Your goal:
Where a line holds the string "рабочего", return that line.

Given information:

========================

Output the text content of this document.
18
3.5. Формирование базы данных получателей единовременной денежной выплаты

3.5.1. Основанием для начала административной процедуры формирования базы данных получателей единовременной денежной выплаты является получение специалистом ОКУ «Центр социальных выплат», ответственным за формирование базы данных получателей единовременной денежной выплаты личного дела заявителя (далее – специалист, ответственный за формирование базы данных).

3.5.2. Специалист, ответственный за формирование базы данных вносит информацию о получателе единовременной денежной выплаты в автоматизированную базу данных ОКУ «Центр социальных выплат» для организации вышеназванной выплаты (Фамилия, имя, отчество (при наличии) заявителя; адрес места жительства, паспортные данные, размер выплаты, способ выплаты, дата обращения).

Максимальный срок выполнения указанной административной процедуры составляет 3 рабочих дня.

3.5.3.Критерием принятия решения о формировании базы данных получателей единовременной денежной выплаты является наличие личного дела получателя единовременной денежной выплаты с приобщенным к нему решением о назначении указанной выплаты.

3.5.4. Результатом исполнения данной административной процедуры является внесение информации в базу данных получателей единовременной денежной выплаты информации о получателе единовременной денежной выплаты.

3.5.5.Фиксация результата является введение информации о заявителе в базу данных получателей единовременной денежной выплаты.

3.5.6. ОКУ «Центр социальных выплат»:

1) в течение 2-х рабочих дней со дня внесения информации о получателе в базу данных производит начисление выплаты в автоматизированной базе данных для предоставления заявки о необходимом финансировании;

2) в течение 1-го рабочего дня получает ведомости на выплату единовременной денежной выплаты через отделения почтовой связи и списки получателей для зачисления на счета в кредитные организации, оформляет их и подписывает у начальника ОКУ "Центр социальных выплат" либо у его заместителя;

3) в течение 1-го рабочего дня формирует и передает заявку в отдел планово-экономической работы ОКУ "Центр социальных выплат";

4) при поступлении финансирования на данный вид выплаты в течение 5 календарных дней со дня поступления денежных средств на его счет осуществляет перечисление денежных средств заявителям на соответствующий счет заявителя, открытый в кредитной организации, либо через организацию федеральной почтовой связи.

========================

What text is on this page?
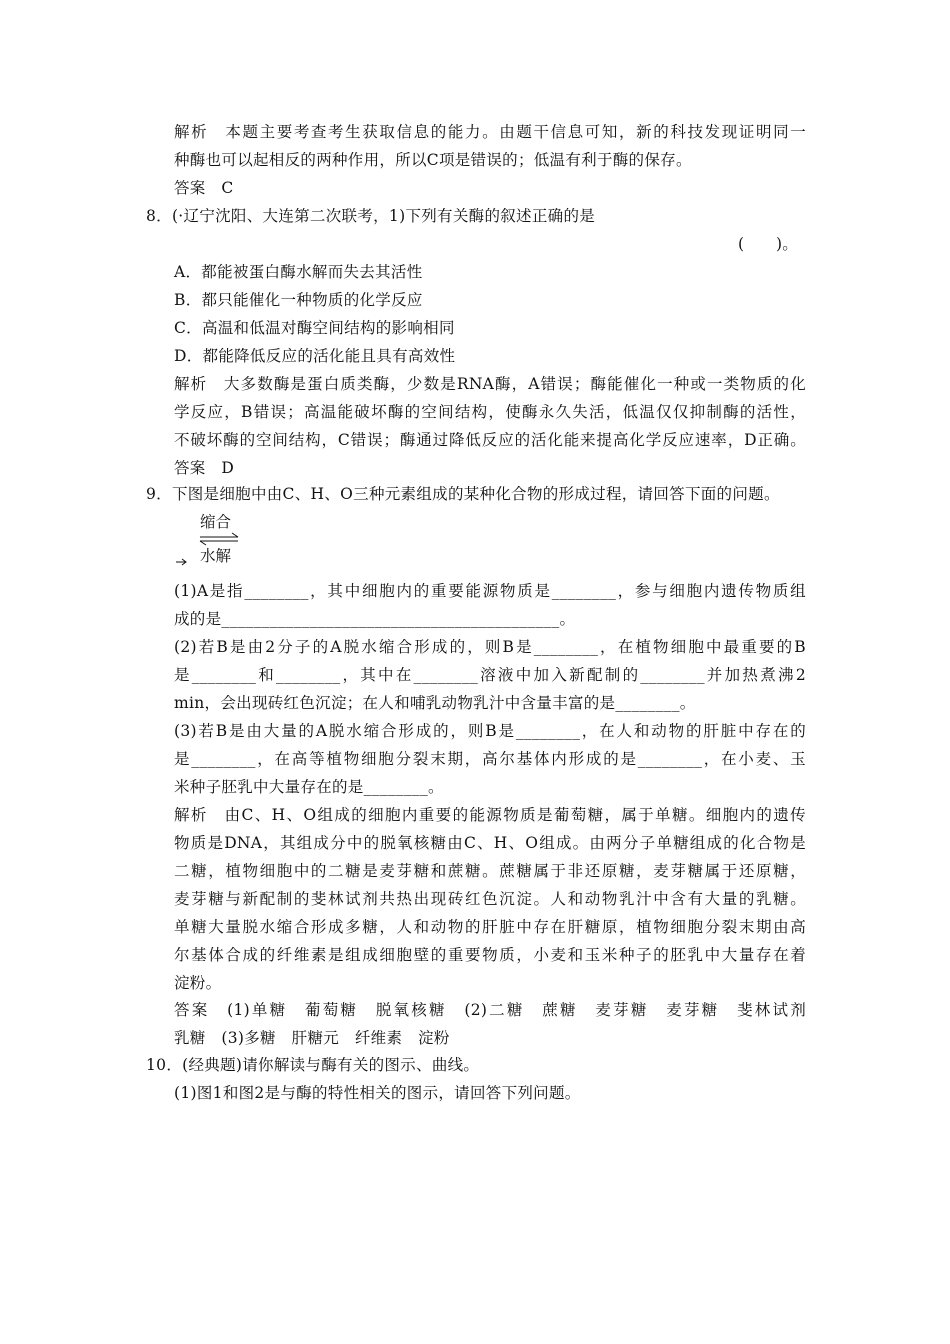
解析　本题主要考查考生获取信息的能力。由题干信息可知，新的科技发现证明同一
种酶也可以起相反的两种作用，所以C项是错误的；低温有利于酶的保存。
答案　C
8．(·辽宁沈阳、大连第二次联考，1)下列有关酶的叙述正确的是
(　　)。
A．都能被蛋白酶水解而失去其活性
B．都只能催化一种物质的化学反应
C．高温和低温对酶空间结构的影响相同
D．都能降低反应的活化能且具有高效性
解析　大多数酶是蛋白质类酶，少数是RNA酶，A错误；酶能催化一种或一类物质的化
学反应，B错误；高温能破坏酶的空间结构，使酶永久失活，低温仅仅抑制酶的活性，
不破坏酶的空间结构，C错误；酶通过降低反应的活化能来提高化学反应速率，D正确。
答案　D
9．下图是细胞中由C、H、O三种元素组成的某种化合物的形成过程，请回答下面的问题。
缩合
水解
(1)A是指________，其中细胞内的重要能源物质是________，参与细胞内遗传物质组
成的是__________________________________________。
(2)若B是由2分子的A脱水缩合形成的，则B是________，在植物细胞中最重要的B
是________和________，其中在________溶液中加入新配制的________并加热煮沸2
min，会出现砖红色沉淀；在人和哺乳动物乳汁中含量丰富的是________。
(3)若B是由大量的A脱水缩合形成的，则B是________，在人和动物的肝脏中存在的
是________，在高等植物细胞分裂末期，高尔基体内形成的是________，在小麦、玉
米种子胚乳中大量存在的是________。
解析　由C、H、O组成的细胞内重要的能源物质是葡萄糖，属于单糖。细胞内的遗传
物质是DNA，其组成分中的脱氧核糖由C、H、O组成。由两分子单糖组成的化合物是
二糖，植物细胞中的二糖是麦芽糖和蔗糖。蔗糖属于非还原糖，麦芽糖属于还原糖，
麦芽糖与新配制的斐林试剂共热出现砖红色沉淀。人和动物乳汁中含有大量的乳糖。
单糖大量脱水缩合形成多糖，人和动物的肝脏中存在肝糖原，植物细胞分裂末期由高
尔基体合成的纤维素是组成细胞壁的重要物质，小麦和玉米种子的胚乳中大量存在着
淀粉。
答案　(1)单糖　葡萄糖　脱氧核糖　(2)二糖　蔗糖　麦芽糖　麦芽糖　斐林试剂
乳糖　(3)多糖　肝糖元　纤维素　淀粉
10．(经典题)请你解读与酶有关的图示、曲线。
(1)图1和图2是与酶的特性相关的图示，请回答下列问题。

========================

Correct answer:
2) в течение 1-го рабочего дня получает ведомости на выплату единовременной денежной выплаты через отделения почтовой связи и списки получателей для зачисления на счета в кредитные организации, оформляет их и подписывает у начальника ОКУ "Центр социальных выплат" либо у его заместителя;
3) в течение 1-го рабочего дня формирует и передает заявку в отдел планово-экономической работы ОКУ "Центр социальных выплат";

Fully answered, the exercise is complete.